Recorded data:
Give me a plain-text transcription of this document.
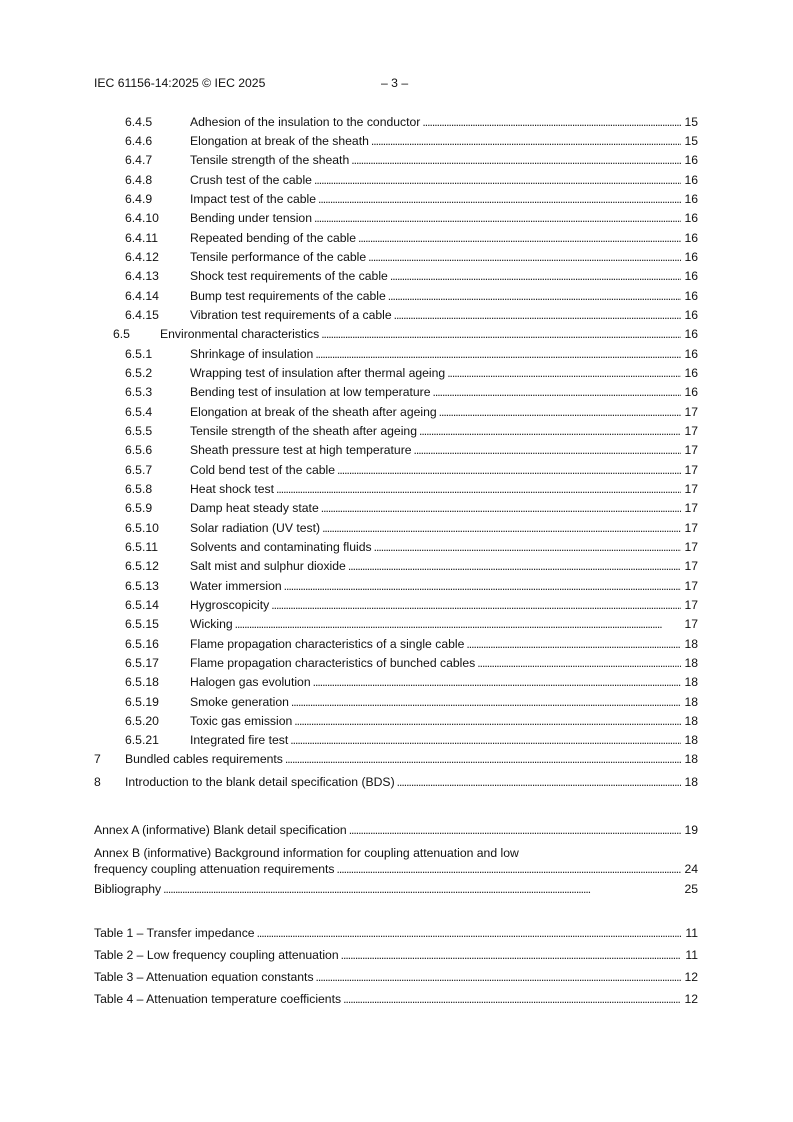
IEC 61156-14:2025 © IEC 2025	– 3 –
6.4.5	Adhesion of the insulation to the conductor . . .	15
6.4.6	Elongation at break of the sheath . . .	15
6.4.7	Tensile strength of the sheath . . .	16
6.4.8	Crush test of the cable . . .	16
6.4.9	Impact test of the cable . . .	16
6.4.10	Bending under tension . . .	16
6.4.11	Repeated bending of the cable . . .	16
6.4.12	Tensile performance of the cable . . .	16
6.4.13	Shock test requirements of the cable . . .	16
6.4.14	Bump test requirements of the cable . . .	16
6.4.15	Vibration test requirements of a cable . . .	16
6.5	Environmental characteristics . . .	16
6.5.1	Shrinkage of insulation . . .	16
6.5.2	Wrapping test of insulation after thermal ageing . . .	16
6.5.3	Bending test of insulation at low temperature . . .	16
6.5.4	Elongation at break of the sheath after ageing . . .	17
6.5.5	Tensile strength of the sheath after ageing . . .	17
6.5.6	Sheath pressure test at high temperature . . .	17
6.5.7	Cold bend test of the cable . . .	17
6.5.8	Heat shock test . . .	17
6.5.9	Damp heat steady state . . .	17
6.5.10	Solar radiation (UV test) . . .	17
6.5.11	Solvents and contaminating fluids . . .	17
6.5.12	Salt mist and sulphur dioxide . . .	17
6.5.13	Water immersion . . .	17
6.5.14	Hygroscopicity . . .	17
6.5.15	Wicking . . .	17
6.5.16	Flame propagation characteristics of a single cable . . .	18
6.5.17	Flame propagation characteristics of bunched cables . . .	18
6.5.18	Halogen gas evolution . . .	18
6.5.19	Smoke generation . . .	18
6.5.20	Toxic gas emission . . .	18
6.5.21	Integrated fire test . . .	18
7	Bundled cables requirements . . .	18
8	Introduction to the blank detail specification (BDS) . . .	18
Annex A (informative) Blank detail specification . . .	19
Annex B (informative) Background information for coupling attenuation and low
frequency coupling attenuation requirements . . .	24
Bibliography . . .	25
Table 1 – Transfer impedance . . .	11
Table 2 – Low frequency coupling attenuation . . .	11
Table 3 – Attenuation equation constants . . .	12
Table 4 – Attenuation temperature coefficients . . .	12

Instructions for the task: Copy everything in the records above except the pictures, exactly as written.

Answer in full:
Give me a plain-text transcription of this document.
IEC 61156-14:2025 © IEC 2025	– 3 –
6.4.5	Adhesion of the insulation to the conductor . . .	15
6.4.6	Elongation at break of the sheath . . .	15
6.4.7	Tensile strength of the sheath . . .	16
6.4.8	Crush test of the cable . . .	16
6.4.9	Impact test of the cable . . .	16
6.4.10	Bending under tension . . .	16
6.4.11	Repeated bending of the cable . . .	16
6.4.12	Tensile performance of the cable . . .	16
6.4.13	Shock test requirements of the cable . . .	16
6.4.14	Bump test requirements of the cable . . .	16
6.4.15	Vibration test requirements of a cable . . .	16
6.5	Environmental characteristics . . .	16
6.5.1	Shrinkage of insulation . . .	16
6.5.2	Wrapping test of insulation after thermal ageing . . .	16
6.5.3	Bending test of insulation at low temperature . . .	16
6.5.4	Elongation at break of the sheath after ageing . . .	17
6.5.5	Tensile strength of the sheath after ageing . . .	17
6.5.6	Sheath pressure test at high temperature . . .	17
6.5.7	Cold bend test of the cable . . .	17
6.5.8	Heat shock test . . .	17
6.5.9	Damp heat steady state . . .	17
6.5.10	Solar radiation (UV test) . . .	17
6.5.11	Solvents and contaminating fluids . . .	17
6.5.12	Salt mist and sulphur dioxide . . .	17
6.5.13	Water immersion . . .	17
6.5.14	Hygroscopicity . . .	17
6.5.15	Wicking . . .	17
6.5.16	Flame propagation characteristics of a single cable . . .	18
6.5.17	Flame propagation characteristics of bunched cables . . .	18
6.5.18	Halogen gas evolution . . .	18
6.5.19	Smoke generation . . .	18
6.5.20	Toxic gas emission . . .	18
6.5.21	Integrated fire test . . .	18
7	Bundled cables requirements . . .	18
8	Introduction to the blank detail specification (BDS) . . .	18
Annex A (informative) Blank detail specification . . .	19
Annex B (informative) Background information for coupling attenuation and low
frequency coupling attenuation requirements . . .	24
Bibliography . . .	25
Table 1 – Transfer impedance . . .	11
Table 2 – Low frequency coupling attenuation . . .	11
Table 3 – Attenuation equation constants . . .	12
Table 4 – Attenuation temperature coefficients . . .	12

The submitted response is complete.